▸ WHAT IS NEEDED:
From the entries that follow, list every line in which the string "сооружения" appears.

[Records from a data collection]
.....

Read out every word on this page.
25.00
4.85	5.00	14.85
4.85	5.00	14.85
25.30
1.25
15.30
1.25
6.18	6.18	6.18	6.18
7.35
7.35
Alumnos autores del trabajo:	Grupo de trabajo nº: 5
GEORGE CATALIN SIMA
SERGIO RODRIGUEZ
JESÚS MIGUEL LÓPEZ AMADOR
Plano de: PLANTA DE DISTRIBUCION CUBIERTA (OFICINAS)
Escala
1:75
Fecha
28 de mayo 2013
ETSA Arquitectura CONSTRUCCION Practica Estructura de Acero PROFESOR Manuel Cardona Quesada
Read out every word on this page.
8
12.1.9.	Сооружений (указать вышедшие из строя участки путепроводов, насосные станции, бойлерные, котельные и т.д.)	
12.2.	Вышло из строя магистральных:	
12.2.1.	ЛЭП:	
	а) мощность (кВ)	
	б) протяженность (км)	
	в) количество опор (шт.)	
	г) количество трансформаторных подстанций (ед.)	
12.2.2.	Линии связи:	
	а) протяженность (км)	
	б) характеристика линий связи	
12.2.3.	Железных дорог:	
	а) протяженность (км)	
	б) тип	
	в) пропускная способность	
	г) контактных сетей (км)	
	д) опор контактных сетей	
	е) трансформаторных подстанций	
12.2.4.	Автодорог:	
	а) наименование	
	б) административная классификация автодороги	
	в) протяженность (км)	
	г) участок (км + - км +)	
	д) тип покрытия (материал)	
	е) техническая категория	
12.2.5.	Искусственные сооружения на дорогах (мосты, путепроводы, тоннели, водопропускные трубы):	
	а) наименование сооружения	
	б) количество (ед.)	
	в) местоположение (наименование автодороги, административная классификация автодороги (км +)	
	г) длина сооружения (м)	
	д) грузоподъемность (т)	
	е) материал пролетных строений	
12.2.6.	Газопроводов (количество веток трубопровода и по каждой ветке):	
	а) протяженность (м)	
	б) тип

.....

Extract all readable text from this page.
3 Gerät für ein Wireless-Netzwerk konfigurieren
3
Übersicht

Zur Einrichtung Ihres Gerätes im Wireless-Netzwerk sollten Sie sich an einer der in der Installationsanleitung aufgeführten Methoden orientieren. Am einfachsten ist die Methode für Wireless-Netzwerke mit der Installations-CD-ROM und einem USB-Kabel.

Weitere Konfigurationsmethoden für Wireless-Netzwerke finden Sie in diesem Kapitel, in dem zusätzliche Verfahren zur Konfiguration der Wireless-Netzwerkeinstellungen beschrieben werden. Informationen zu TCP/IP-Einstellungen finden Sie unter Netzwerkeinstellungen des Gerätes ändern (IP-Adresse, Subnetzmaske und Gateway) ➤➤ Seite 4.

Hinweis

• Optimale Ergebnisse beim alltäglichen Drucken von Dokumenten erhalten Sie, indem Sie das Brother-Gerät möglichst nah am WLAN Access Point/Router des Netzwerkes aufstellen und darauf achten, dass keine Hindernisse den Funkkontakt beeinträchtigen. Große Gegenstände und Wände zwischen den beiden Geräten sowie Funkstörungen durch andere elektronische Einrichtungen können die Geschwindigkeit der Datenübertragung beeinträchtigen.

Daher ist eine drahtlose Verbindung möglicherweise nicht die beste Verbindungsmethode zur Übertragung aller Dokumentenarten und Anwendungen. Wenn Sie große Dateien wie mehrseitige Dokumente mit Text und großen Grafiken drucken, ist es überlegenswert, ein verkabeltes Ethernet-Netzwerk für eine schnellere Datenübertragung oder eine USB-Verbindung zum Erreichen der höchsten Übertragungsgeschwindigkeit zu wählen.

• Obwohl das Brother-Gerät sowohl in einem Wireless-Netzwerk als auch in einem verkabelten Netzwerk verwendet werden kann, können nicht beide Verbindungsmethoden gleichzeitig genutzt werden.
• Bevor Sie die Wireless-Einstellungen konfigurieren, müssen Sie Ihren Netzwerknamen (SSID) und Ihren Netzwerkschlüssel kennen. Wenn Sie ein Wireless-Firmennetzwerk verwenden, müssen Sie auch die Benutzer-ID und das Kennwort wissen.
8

.....

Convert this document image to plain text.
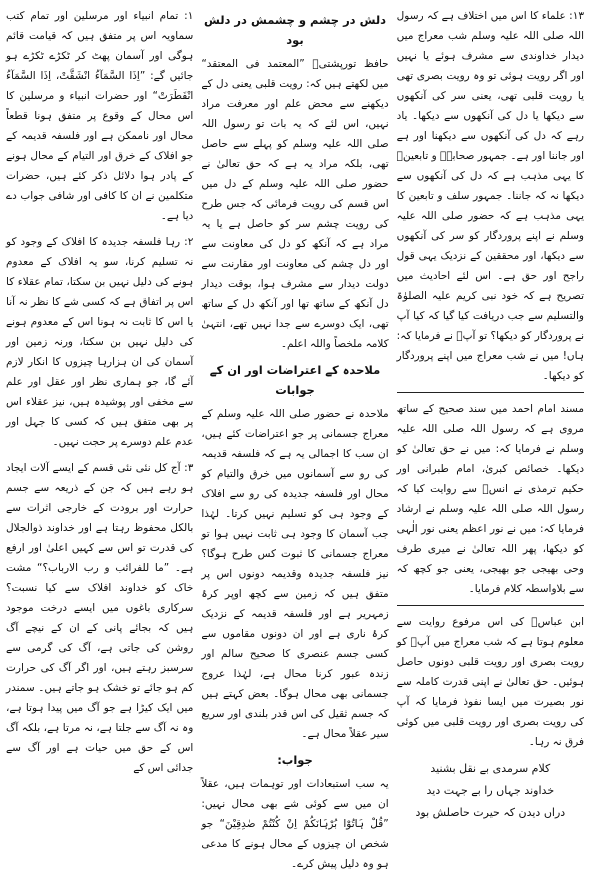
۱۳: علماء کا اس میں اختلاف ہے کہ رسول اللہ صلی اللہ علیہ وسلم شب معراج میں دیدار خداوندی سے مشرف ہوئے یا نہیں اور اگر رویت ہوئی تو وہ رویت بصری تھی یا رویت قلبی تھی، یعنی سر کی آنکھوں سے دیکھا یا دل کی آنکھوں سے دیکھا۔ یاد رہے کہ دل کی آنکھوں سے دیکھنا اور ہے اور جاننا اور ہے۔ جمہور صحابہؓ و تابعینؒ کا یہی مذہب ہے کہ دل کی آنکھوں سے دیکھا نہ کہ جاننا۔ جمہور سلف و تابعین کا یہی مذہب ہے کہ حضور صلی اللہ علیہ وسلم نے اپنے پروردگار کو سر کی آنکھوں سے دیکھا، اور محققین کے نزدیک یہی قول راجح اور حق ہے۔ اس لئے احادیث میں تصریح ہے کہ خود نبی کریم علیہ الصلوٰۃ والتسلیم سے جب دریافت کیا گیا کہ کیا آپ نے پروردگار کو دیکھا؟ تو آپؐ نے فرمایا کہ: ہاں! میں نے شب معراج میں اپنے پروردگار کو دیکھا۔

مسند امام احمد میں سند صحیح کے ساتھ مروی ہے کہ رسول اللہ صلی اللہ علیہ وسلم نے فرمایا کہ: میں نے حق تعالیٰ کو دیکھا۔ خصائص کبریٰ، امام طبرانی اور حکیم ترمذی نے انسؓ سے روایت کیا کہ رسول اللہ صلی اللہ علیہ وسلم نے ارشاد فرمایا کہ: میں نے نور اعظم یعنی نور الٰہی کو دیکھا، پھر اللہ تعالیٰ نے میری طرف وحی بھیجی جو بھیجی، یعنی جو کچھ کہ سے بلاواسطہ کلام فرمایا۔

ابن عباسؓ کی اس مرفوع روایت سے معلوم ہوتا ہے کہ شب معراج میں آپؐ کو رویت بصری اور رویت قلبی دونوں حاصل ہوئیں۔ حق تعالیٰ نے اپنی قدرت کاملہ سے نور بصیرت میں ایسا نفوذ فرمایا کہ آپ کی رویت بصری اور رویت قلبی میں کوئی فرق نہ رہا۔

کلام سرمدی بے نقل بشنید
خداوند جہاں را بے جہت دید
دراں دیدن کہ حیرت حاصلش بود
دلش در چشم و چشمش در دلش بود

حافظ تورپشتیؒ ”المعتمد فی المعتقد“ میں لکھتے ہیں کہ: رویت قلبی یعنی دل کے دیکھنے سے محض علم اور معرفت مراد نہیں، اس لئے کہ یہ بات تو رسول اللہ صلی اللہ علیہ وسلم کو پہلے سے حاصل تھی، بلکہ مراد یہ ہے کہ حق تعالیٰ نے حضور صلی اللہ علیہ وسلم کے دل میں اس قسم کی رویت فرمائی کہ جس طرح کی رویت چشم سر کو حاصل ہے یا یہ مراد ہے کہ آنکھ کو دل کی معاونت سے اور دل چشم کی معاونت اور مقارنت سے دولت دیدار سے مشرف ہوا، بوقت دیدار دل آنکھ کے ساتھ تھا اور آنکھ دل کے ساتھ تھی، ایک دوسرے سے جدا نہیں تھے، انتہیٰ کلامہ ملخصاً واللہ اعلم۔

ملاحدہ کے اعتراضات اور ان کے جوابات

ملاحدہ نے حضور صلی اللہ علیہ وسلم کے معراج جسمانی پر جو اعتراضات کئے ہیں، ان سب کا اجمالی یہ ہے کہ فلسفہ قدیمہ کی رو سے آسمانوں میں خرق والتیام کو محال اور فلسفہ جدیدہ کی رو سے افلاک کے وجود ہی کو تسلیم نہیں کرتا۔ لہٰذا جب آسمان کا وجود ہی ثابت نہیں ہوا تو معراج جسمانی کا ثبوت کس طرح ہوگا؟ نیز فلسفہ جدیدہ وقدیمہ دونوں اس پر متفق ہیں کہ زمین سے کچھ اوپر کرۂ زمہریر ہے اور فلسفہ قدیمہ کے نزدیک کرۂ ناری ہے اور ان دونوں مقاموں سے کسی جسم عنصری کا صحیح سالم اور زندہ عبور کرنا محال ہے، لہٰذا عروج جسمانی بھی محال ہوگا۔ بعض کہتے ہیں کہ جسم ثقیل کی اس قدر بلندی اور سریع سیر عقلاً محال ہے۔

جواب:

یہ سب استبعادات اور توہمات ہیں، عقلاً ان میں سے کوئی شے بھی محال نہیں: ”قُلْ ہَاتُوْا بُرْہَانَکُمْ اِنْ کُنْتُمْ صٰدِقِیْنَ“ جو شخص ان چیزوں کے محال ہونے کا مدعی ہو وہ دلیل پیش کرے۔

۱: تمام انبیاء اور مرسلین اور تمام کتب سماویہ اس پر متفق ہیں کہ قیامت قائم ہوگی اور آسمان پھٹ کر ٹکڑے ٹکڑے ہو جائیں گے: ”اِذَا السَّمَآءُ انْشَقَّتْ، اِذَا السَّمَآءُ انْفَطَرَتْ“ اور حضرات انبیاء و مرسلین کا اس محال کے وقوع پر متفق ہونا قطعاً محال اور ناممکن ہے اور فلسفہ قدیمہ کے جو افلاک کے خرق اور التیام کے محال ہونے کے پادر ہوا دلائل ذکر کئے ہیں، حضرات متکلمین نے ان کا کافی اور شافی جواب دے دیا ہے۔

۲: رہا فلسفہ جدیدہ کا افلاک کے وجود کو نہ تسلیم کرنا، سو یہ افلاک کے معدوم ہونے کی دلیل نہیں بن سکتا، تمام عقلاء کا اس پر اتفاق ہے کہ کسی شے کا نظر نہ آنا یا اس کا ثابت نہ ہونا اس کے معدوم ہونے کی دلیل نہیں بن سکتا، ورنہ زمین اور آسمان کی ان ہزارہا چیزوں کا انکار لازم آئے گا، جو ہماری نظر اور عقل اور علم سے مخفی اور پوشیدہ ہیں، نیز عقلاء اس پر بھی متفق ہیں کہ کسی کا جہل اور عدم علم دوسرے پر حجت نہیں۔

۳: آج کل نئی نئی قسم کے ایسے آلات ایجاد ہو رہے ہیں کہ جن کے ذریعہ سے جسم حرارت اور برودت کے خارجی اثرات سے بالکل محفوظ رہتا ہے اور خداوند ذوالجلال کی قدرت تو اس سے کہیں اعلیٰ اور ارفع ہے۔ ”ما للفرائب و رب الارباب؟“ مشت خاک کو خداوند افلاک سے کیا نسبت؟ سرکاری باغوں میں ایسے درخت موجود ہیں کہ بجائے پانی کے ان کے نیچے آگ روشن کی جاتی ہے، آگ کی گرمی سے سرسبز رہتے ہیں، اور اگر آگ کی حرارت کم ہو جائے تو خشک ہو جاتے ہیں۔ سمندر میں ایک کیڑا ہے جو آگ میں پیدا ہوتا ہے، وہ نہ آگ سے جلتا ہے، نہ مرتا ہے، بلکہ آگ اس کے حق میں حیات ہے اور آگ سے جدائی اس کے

.....

▸ EXPECTED OUTPUT:
12.2.5.	Искусственные сооружения на дорогах (мосты, путепроводы, тоннели, водопропускные трубы):	
	а) наименование сооружения	
	г) длина сооружения (м)	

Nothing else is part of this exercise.